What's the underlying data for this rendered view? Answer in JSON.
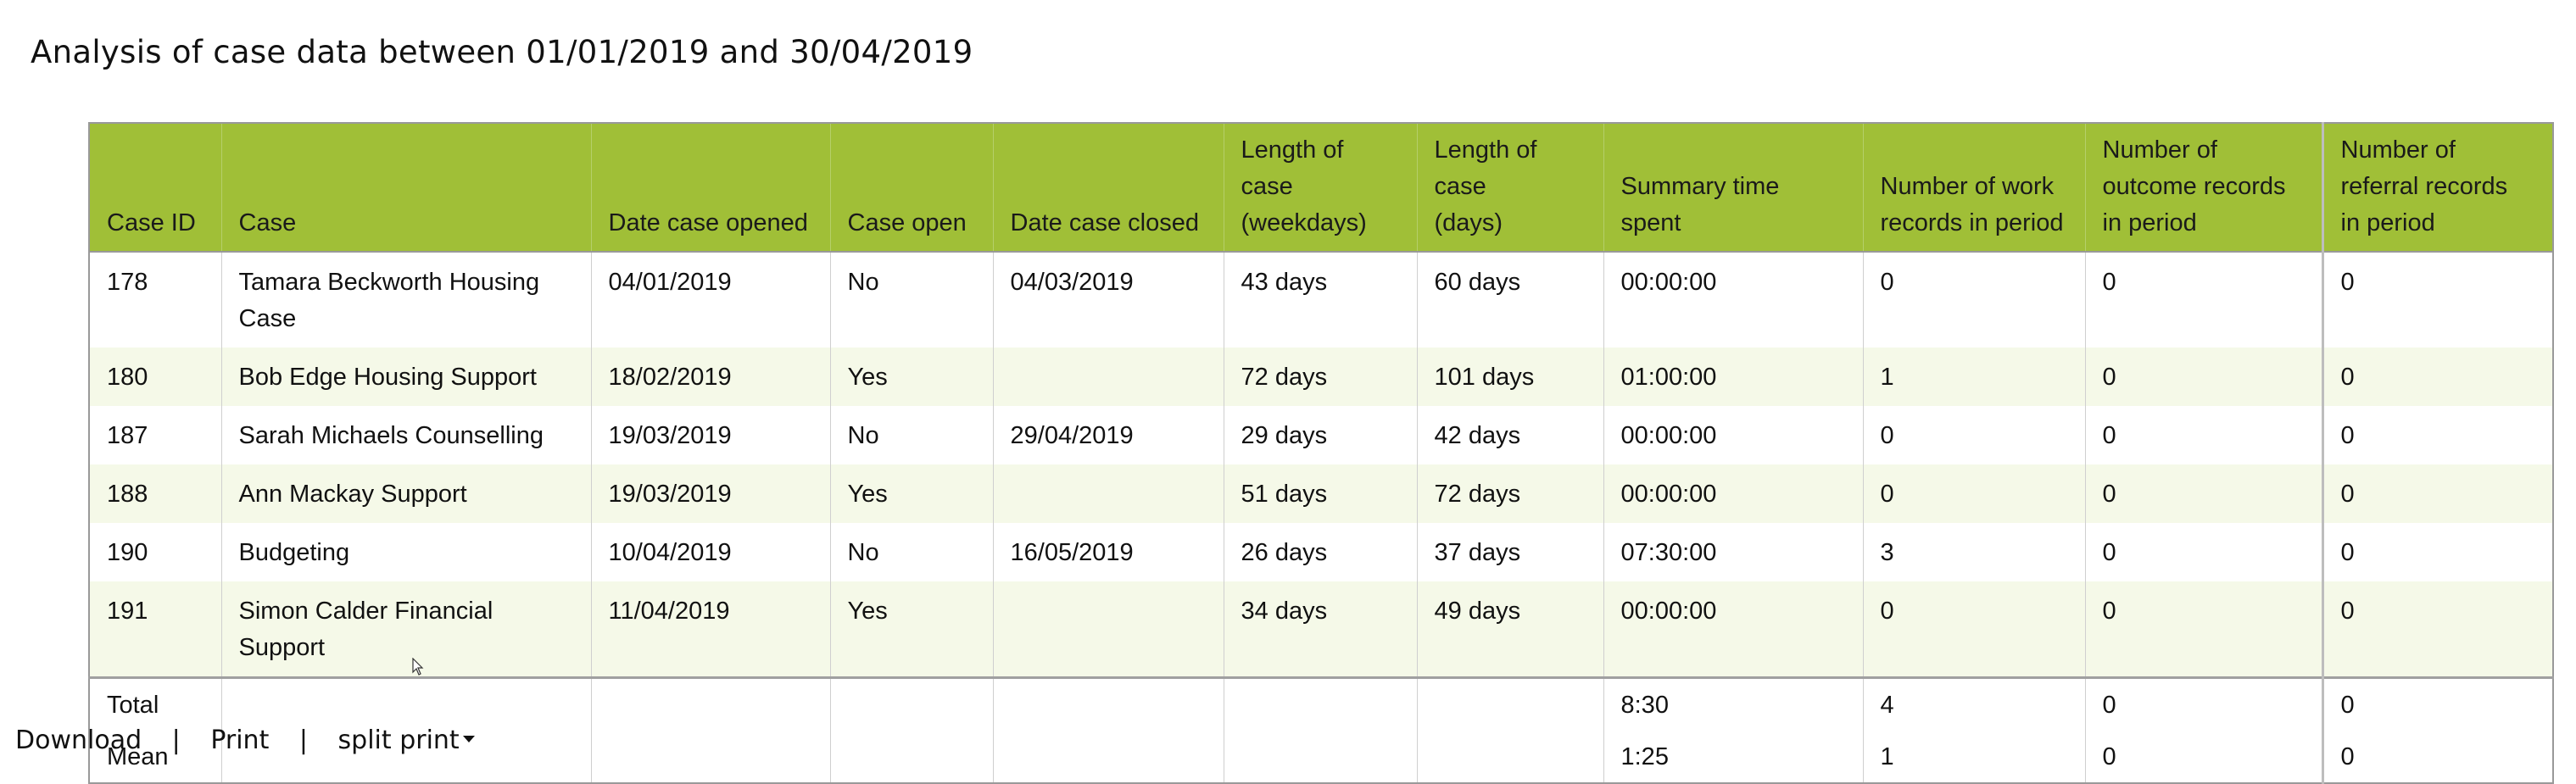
{
  "page": {
    "title": "Analysis of case data between 01/01/2019 and 30/04/2019"
  },
  "table": {
    "headers": [
      "Case ID",
      "Case",
      "Date case opened",
      "Case open",
      "Date case closed",
      "Length of case (weekdays)",
      "Length of case (days)",
      "Summary time spent",
      "Number of work records in period",
      "Number of outcome records in period",
      "Number of referral records in period"
    ],
    "rows": [
      [
        "178",
        "Tamara Beckworth Housing Case",
        "04/01/2019",
        "No",
        "04/03/2019",
        "43 days",
        "60 days",
        "00:00:00",
        "0",
        "0",
        "0"
      ],
      [
        "180",
        "Bob Edge Housing Support",
        "18/02/2019",
        "Yes",
        "",
        "72 days",
        "101 days",
        "01:00:00",
        "1",
        "0",
        "0"
      ],
      [
        "187",
        "Sarah Michaels Counselling",
        "19/03/2019",
        "No",
        "29/04/2019",
        "29 days",
        "42 days",
        "00:00:00",
        "0",
        "0",
        "0"
      ],
      [
        "188",
        "Ann Mackay Support",
        "19/03/2019",
        "Yes",
        "",
        "51 days",
        "72 days",
        "00:00:00",
        "0",
        "0",
        "0"
      ],
      [
        "190",
        "Budgeting",
        "10/04/2019",
        "No",
        "16/05/2019",
        "26 days",
        "37 days",
        "07:30:00",
        "3",
        "0",
        "0"
      ],
      [
        "191",
        "Simon Calder Financial Support",
        "11/04/2019",
        "Yes",
        "",
        "34 days",
        "49 days",
        "00:00:00",
        "0",
        "0",
        "0"
      ]
    ],
    "footer": [
      [
        "Total",
        "",
        "",
        "",
        "",
        "",
        "",
        "8:30",
        "4",
        "0",
        "0"
      ],
      [
        "Mean",
        "",
        "",
        "",
        "",
        "",
        "",
        "1:25",
        "1",
        "0",
        "0"
      ]
    ]
  },
  "actions": {
    "download_label": "Download",
    "separator": "|",
    "print_label": "Print",
    "split_print_label": "split print"
  }
}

Exercise details: Copy each line above precisely, dropping the pictures.

Exercise result:
What's the underlying data for this rendered view? Answer in JSON.
{
  "page": {
    "title": "Analysis of case data between 01/01/2019 and 30/04/2019"
  },
  "table": {
    "headers": [
      "Case ID",
      "Case",
      "Date case opened",
      "Case open",
      "Date case closed",
      "Length of case (weekdays)",
      "Length of case (days)",
      "Summary time spent",
      "Number of work records in period",
      "Number of outcome records in period",
      "Number of referral records in period"
    ],
    "rows": [
      [
        "178",
        "Tamara Beckworth Housing Case",
        "04/01/2019",
        "No",
        "04/03/2019",
        "43 days",
        "60 days",
        "00:00:00",
        "0",
        "0",
        "0"
      ],
      [
        "180",
        "Bob Edge Housing Support",
        "18/02/2019",
        "Yes",
        "",
        "72 days",
        "101 days",
        "01:00:00",
        "1",
        "0",
        "0"
      ],
      [
        "187",
        "Sarah Michaels Counselling",
        "19/03/2019",
        "No",
        "29/04/2019",
        "29 days",
        "42 days",
        "00:00:00",
        "0",
        "0",
        "0"
      ],
      [
        "188",
        "Ann Mackay Support",
        "19/03/2019",
        "Yes",
        "",
        "51 days",
        "72 days",
        "00:00:00",
        "0",
        "0",
        "0"
      ],
      [
        "190",
        "Budgeting",
        "10/04/2019",
        "No",
        "16/05/2019",
        "26 days",
        "37 days",
        "07:30:00",
        "3",
        "0",
        "0"
      ],
      [
        "191",
        "Simon Calder Financial Support",
        "11/04/2019",
        "Yes",
        "",
        "34 days",
        "49 days",
        "00:00:00",
        "0",
        "0",
        "0"
      ]
    ],
    "footer": [
      [
        "Total",
        "",
        "",
        "",
        "",
        "",
        "",
        "8:30",
        "4",
        "0",
        "0"
      ],
      [
        "Mean",
        "",
        "",
        "",
        "",
        "",
        "",
        "1:25",
        "1",
        "0",
        "0"
      ]
    ]
  },
  "actions": {
    "download_label": "Download",
    "separator": "|",
    "print_label": "Print",
    "split_print_label": "split print"
  }
}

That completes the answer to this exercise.